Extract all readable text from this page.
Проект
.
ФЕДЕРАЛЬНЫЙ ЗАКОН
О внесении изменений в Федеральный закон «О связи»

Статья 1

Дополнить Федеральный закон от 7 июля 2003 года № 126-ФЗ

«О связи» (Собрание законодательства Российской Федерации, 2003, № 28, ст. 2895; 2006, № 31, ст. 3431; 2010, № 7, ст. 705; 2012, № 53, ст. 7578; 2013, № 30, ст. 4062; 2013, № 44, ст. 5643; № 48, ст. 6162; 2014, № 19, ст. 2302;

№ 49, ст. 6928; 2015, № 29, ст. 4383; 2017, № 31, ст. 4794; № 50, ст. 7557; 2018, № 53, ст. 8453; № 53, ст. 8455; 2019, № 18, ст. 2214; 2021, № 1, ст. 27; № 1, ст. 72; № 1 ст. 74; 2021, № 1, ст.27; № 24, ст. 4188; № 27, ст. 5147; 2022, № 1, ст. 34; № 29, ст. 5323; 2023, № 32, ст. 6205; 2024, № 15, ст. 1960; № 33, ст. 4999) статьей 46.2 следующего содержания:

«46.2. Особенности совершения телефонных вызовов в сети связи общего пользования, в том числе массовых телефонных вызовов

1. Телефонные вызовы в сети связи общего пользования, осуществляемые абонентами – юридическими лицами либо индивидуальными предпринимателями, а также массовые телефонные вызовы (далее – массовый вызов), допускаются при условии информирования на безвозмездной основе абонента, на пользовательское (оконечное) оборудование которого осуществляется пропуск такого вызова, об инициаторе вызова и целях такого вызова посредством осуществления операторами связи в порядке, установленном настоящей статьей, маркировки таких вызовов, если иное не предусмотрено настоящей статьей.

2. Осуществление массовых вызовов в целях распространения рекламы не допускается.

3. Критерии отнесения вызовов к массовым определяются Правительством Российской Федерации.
——————————
- _BRIEF_:
What is the number of lines that contain "Российской"? Reply with that number alone.

- _WORKED ANSWER_:
2